WRITTEN PROBLEM
Copy out the items verbatim, everything from the line containing "What elements are" down to the line containing "see-more-link[interactable]: See more", with both of those lines included.

MATERIAL PROVIDED
'''

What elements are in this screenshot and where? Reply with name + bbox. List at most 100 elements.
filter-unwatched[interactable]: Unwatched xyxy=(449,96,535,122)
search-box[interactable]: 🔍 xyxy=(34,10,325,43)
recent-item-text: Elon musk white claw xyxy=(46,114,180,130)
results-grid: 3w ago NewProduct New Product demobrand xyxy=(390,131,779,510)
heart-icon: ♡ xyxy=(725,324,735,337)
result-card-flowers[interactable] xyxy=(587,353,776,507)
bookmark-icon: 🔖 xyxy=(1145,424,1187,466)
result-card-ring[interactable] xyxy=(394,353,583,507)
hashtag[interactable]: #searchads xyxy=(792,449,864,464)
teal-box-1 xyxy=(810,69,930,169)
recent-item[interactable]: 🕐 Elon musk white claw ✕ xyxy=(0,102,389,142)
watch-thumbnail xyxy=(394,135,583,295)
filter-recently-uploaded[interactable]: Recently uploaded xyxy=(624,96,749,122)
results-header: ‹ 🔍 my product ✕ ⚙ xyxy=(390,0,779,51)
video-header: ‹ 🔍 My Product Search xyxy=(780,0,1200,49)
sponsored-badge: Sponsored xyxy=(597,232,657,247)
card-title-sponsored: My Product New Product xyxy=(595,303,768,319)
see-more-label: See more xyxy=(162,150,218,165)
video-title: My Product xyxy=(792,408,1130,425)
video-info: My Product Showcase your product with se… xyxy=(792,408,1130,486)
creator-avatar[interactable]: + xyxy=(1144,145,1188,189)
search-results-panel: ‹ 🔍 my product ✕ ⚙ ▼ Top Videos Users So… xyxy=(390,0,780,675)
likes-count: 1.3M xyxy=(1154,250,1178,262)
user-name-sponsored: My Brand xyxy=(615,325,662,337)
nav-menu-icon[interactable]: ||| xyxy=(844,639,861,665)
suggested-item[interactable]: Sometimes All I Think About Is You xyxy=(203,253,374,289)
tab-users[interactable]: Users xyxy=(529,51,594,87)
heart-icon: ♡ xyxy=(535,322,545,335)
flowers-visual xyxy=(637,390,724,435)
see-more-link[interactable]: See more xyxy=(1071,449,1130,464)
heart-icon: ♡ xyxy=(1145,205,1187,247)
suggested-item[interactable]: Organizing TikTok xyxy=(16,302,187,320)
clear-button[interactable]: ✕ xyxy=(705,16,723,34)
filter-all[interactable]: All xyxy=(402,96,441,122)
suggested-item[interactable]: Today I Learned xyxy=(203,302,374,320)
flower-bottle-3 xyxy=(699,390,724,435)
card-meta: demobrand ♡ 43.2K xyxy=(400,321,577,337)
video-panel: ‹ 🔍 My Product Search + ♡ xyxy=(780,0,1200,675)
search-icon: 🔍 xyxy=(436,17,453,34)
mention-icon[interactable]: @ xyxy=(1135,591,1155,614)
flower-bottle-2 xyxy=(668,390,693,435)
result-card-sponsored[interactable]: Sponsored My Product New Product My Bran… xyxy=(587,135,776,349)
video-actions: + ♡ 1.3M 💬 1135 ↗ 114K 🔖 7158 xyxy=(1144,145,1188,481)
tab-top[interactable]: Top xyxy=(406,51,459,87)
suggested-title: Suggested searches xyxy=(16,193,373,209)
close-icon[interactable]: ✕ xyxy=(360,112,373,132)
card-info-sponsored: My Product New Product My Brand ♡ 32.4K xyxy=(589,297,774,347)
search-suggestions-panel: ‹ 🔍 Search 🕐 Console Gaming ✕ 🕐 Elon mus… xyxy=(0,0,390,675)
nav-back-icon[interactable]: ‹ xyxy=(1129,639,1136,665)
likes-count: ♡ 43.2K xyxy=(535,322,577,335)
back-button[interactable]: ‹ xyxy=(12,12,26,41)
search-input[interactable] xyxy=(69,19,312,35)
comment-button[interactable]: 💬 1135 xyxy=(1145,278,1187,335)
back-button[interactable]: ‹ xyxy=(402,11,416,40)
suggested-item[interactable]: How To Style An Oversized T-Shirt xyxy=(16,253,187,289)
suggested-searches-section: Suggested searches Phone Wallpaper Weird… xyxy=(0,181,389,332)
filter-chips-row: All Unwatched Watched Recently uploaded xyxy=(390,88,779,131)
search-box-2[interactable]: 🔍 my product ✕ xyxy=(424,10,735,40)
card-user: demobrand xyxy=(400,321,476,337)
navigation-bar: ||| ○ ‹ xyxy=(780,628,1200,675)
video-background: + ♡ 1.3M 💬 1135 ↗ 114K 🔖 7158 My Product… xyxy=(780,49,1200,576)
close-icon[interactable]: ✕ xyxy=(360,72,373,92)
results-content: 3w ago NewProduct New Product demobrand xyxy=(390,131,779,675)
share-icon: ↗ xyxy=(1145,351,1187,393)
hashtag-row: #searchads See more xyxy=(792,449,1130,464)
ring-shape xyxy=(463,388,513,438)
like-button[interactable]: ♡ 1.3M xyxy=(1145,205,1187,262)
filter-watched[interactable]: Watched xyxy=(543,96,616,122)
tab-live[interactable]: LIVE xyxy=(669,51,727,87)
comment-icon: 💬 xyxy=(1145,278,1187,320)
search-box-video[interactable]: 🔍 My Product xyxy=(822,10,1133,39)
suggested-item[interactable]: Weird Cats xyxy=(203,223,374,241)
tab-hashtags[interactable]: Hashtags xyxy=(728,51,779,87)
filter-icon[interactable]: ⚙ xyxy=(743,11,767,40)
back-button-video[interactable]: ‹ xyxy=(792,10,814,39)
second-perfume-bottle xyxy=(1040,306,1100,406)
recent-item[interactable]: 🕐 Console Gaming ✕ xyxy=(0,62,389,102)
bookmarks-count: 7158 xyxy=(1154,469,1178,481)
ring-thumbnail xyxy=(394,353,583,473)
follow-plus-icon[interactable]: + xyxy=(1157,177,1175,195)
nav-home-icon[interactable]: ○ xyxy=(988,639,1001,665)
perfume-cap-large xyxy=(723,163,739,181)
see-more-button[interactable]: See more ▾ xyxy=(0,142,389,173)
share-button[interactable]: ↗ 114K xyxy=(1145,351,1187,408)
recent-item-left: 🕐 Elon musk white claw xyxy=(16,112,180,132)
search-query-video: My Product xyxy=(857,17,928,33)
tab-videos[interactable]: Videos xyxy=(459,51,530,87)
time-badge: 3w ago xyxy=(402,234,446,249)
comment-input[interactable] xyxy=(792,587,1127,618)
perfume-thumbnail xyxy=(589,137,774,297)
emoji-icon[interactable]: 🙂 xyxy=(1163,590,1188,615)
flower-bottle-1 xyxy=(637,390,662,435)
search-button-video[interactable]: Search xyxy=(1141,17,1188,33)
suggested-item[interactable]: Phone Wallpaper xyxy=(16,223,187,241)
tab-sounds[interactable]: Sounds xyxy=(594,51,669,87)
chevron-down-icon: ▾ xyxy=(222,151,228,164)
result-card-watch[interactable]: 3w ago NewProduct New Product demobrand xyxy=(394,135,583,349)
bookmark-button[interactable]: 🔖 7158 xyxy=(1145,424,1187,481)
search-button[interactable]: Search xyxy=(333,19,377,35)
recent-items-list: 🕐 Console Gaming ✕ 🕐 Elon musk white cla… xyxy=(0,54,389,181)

'''
'''

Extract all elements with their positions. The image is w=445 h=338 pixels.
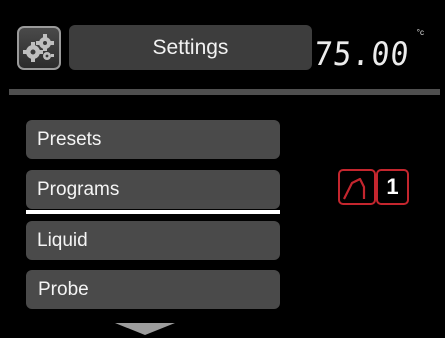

'''
'''

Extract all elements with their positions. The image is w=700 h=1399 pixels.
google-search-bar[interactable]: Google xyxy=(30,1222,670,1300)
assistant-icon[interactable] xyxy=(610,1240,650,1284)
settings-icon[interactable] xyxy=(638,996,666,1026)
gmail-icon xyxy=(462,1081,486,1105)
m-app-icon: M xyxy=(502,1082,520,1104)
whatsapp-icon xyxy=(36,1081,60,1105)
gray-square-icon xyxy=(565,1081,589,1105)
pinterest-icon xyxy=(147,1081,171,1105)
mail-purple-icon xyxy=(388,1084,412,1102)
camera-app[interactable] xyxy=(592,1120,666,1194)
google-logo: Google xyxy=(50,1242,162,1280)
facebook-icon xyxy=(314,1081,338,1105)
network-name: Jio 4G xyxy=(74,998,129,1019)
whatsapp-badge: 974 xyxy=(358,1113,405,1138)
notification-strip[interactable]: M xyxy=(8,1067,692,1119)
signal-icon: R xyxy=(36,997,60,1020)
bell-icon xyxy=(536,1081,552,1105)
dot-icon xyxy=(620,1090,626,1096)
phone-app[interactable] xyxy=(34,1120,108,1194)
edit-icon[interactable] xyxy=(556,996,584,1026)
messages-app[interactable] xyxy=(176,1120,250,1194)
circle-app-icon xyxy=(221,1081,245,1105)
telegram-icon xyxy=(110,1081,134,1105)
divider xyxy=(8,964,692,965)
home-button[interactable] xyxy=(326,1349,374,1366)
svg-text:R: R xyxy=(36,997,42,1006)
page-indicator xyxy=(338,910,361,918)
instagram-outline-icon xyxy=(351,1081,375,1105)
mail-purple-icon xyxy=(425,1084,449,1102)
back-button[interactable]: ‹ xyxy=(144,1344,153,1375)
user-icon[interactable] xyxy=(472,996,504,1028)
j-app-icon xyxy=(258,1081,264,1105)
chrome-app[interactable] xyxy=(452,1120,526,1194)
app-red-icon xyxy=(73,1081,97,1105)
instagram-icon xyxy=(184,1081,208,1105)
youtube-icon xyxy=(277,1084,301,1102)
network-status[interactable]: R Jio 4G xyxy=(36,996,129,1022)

'''

PROBLEM SOLUTION
What elements are in this screenshot and where? Reply with name + bbox. List at most 100 elements.
filter-unwatched[interactable]: Unwatched xyxy=(449,96,535,122)
search-box[interactable]: 🔍 xyxy=(34,10,325,43)
recent-item-text: Elon musk white claw xyxy=(46,114,180,130)
results-grid: 3w ago NewProduct New Product demobrand xyxy=(390,131,779,510)
heart-icon: ♡ xyxy=(725,324,735,337)
result-card-flowers[interactable] xyxy=(587,353,776,507)
bookmark-icon: 🔖 xyxy=(1145,424,1187,466)
result-card-ring[interactable] xyxy=(394,353,583,507)
hashtag[interactable]: #searchads xyxy=(792,449,864,464)
teal-box-1 xyxy=(810,69,930,169)
recent-item[interactable]: 🕐 Elon musk white claw ✕ xyxy=(0,102,389,142)
watch-thumbnail xyxy=(394,135,583,295)
filter-recently-uploaded[interactable]: Recently uploaded xyxy=(624,96,749,122)
results-header: ‹ 🔍 my product ✕ ⚙ xyxy=(390,0,779,51)
video-header: ‹ 🔍 My Product Search xyxy=(780,0,1200,49)
sponsored-badge: Sponsored xyxy=(597,232,657,247)
card-title-sponsored: My Product New Product xyxy=(595,303,768,319)
see-more-label: See more xyxy=(162,150,218,165)
video-title: My Product xyxy=(792,408,1130,425)
video-info: My Product Showcase your product with se… xyxy=(792,408,1130,486)
creator-avatar[interactable]: + xyxy=(1144,145,1188,189)
search-results-panel: ‹ 🔍 my product ✕ ⚙ ▼ Top Videos Users So… xyxy=(390,0,780,675)
likes-count: 1.3M xyxy=(1154,250,1178,262)
user-name-sponsored: My Brand xyxy=(615,325,662,337)
nav-menu-icon[interactable]: ||| xyxy=(844,639,861,665)
suggested-item[interactable]: Sometimes All I Think About Is You xyxy=(203,253,374,289)
tab-users[interactable]: Users xyxy=(529,51,594,87)
heart-icon: ♡ xyxy=(535,322,545,335)
flowers-visual xyxy=(637,390,724,435)
see-more-link[interactable]: See more xyxy=(1071,449,1130,464)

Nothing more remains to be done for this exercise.